_Problem_: Copy out every line of text in the entries below word for word, leaving out the pictures.

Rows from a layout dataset
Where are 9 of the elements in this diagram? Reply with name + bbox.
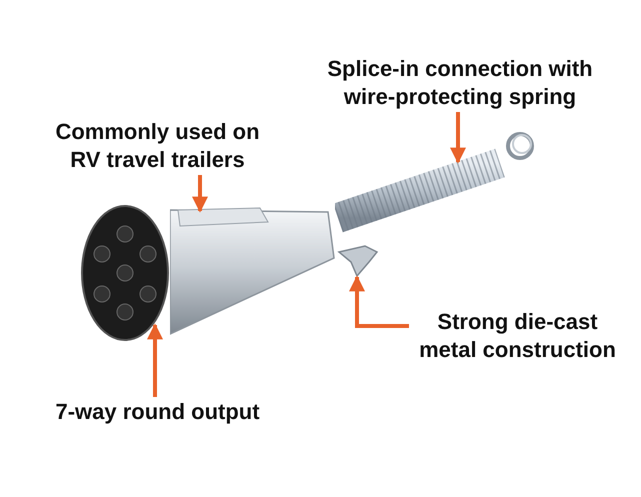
arrow: [450, 112, 466, 164]
callout-text: Strong die-cast metal construction: [410, 308, 625, 364]
callout-text: Splice-in connection with wire-protecting spring: [300, 55, 620, 111]
plug-face-drawing: [80, 204, 170, 342]
arrow: [192, 175, 208, 213]
arrow: [349, 275, 409, 328]
callout-text: 7-way round output: [40, 398, 275, 426]
arrow: [147, 323, 163, 397]
callout-text: Commonly used on RV travel trailers: [40, 118, 275, 174]
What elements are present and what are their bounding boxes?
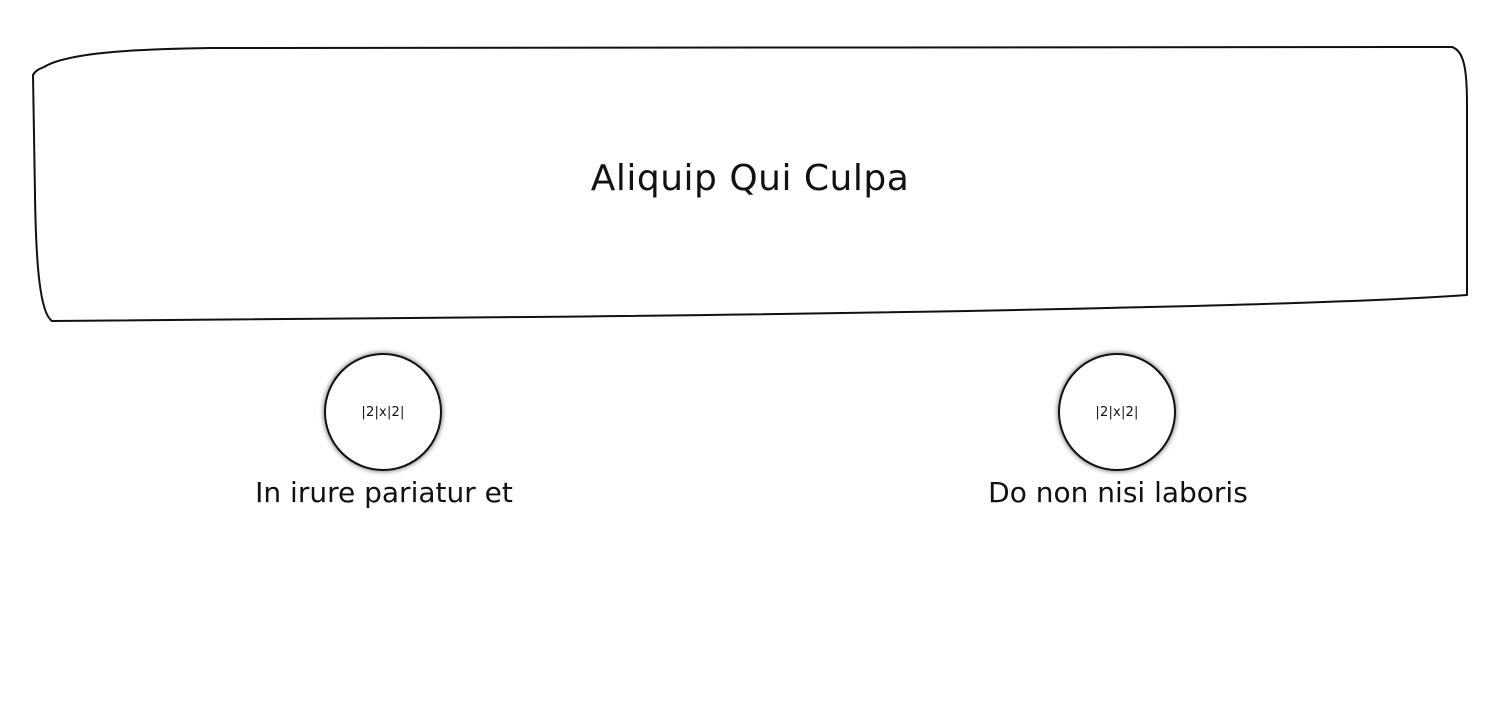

_Written answer_:
Where are 9 of the elements in this diagram? Reply with name + bbox.
arrow: [450, 112, 466, 164]
callout-text: Strong die-cast metal construction: [410, 308, 625, 364]
callout-text: Splice-in connection with wire-protecting spring: [300, 55, 620, 111]
plug-face-drawing: [80, 204, 170, 342]
arrow: [192, 175, 208, 213]
arrow: [349, 275, 409, 328]
callout-text: 7-way round output: [40, 398, 275, 426]
arrow: [147, 323, 163, 397]
callout-text: Commonly used on RV travel trailers: [40, 118, 275, 174]
What elements are present and what are their bounding boxes?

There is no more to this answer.